EXERCISE.
Identify the lines that contain the string "orleg", then copy each of them.

-- BEGIN EXERCISE MATERIALS --

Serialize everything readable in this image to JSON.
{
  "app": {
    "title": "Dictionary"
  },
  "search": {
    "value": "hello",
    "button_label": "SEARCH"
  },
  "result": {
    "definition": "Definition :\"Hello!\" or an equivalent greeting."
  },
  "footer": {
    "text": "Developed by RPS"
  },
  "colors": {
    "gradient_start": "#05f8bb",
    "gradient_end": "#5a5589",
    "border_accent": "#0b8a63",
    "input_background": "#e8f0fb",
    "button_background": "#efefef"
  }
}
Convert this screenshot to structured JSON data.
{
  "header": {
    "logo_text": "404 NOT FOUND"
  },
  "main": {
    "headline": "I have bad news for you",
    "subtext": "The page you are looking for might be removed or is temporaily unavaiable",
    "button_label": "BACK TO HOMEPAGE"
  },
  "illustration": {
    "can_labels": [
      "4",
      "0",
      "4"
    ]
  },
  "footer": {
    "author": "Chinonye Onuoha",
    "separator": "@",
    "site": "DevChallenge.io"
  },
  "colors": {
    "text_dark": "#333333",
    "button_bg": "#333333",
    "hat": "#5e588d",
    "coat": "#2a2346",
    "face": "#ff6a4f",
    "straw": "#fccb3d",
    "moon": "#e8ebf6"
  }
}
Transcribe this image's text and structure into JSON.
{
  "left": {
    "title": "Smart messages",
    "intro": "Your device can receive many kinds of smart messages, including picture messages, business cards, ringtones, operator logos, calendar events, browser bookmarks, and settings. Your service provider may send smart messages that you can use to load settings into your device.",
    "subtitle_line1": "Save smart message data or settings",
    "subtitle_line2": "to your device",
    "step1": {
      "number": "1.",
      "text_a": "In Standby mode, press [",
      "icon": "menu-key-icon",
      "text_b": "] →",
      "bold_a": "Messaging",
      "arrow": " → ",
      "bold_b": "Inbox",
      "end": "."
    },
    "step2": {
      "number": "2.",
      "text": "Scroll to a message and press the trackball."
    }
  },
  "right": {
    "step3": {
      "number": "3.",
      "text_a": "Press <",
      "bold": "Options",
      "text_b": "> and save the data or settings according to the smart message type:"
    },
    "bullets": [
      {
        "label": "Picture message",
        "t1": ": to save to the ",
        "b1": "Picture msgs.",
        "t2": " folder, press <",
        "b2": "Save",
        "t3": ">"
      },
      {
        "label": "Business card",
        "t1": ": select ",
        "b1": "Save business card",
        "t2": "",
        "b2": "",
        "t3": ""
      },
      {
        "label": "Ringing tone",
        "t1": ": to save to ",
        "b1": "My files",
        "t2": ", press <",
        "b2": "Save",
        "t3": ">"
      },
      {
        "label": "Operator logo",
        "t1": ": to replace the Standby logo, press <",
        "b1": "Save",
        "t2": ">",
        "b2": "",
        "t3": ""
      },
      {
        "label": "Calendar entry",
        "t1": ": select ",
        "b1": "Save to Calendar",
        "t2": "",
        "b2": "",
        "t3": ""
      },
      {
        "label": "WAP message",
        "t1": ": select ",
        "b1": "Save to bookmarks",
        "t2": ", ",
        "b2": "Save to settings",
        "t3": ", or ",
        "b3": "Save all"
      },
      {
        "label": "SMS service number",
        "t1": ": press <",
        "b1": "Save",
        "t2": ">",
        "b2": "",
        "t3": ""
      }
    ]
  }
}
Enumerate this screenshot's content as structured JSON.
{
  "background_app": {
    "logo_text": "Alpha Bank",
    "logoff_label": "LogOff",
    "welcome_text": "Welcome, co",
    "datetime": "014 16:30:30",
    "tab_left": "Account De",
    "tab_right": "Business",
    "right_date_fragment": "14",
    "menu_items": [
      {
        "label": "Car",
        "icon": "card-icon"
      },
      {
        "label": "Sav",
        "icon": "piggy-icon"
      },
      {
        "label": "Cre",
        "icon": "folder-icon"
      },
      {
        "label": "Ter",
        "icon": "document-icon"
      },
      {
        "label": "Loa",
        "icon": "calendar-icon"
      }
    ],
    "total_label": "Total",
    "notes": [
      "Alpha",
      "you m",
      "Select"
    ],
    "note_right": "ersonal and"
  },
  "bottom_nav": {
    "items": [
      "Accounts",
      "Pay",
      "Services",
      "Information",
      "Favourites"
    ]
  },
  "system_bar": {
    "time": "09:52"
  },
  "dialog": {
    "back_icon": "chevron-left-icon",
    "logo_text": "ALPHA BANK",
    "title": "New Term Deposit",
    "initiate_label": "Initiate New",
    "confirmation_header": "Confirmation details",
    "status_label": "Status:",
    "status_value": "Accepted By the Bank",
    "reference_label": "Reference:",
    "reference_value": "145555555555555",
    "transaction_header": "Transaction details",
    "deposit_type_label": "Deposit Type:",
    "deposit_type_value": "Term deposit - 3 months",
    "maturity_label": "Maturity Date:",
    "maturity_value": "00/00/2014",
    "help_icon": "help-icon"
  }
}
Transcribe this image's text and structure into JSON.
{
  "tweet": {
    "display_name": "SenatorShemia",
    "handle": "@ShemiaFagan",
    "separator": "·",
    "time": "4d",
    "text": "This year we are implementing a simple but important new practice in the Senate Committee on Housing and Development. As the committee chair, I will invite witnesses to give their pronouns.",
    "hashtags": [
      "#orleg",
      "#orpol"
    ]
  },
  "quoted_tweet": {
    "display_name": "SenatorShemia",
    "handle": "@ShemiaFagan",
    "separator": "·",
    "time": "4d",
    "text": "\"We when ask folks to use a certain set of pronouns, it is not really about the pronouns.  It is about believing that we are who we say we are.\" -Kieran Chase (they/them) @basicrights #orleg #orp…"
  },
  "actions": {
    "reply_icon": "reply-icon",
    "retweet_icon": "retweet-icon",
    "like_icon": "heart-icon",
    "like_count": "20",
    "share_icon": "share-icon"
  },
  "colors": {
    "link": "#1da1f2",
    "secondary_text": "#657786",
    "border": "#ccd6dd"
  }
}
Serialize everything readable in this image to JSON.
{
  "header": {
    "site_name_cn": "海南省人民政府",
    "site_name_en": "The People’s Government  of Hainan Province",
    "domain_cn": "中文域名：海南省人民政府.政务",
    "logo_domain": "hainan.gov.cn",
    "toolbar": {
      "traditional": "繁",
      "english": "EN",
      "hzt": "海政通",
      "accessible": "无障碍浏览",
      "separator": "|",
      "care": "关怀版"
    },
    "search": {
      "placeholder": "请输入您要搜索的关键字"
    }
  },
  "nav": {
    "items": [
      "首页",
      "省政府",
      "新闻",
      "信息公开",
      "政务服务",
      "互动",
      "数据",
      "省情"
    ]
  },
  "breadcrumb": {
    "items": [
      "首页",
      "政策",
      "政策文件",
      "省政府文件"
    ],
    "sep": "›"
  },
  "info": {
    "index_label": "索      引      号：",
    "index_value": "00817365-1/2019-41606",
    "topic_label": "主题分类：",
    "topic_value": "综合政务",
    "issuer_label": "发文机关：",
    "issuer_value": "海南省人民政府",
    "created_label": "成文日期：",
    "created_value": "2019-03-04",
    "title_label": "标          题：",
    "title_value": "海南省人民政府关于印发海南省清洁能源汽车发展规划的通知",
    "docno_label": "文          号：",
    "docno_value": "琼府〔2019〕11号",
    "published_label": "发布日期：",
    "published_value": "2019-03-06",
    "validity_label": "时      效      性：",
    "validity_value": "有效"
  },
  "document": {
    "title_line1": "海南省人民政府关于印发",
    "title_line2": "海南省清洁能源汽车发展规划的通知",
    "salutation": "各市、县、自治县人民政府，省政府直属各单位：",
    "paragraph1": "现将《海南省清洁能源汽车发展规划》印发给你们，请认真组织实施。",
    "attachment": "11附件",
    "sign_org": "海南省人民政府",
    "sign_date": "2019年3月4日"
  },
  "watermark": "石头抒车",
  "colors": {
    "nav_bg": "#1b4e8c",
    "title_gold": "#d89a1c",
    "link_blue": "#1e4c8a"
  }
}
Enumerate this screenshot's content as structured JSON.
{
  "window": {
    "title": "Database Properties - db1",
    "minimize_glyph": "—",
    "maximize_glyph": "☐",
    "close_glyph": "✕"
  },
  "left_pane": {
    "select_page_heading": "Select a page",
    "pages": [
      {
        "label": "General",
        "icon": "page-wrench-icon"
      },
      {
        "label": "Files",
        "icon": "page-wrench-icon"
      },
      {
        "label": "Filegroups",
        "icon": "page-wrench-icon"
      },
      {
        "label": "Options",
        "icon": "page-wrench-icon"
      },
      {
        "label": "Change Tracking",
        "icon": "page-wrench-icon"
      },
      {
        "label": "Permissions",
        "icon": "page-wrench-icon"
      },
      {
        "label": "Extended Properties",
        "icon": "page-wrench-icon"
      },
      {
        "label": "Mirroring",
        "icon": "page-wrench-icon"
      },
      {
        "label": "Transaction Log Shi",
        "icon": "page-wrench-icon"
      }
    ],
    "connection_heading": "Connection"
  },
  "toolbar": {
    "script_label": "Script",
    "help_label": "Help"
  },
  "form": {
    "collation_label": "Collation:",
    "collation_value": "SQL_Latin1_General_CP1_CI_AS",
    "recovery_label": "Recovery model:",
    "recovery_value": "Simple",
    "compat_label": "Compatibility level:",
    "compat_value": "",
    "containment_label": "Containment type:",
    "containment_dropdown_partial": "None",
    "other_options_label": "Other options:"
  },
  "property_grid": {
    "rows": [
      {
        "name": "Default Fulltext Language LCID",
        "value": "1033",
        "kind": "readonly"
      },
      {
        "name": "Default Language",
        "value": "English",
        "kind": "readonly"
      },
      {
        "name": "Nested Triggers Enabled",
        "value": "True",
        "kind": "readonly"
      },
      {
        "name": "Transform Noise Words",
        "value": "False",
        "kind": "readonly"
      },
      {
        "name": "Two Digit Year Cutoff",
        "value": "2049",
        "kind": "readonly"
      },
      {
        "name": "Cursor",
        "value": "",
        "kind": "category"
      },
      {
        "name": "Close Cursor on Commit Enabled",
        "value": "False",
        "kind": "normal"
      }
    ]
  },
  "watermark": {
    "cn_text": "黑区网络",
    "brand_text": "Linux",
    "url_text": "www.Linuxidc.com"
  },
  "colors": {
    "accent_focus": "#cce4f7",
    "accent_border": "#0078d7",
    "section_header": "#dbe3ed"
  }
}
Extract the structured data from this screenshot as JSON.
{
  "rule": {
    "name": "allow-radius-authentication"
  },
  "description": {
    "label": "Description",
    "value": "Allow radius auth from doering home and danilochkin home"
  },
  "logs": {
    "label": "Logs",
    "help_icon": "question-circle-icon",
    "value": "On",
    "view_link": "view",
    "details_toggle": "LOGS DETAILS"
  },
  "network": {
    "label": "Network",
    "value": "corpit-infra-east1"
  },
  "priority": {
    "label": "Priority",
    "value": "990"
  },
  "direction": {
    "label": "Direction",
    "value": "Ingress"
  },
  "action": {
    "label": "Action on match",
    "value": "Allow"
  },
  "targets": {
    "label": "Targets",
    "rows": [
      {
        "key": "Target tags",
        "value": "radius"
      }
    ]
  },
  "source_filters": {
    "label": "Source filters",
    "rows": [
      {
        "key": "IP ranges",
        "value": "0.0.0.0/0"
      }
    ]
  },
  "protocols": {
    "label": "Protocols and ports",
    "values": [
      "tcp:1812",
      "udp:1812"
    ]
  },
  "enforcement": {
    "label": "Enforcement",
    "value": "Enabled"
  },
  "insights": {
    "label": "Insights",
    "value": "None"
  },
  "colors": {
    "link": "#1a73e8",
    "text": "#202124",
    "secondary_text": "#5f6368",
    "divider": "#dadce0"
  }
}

-- END EXERCISE MATERIALS --

EXERCISE OUTPUT.
      "#orleg",
    "text": "\"We when ask folks to use a certain set of pronouns, it is not really about the pronouns.  It is about believing that we are who we say we are.\" -Kieran Chase (they/them) @basicrights #orleg #orp…"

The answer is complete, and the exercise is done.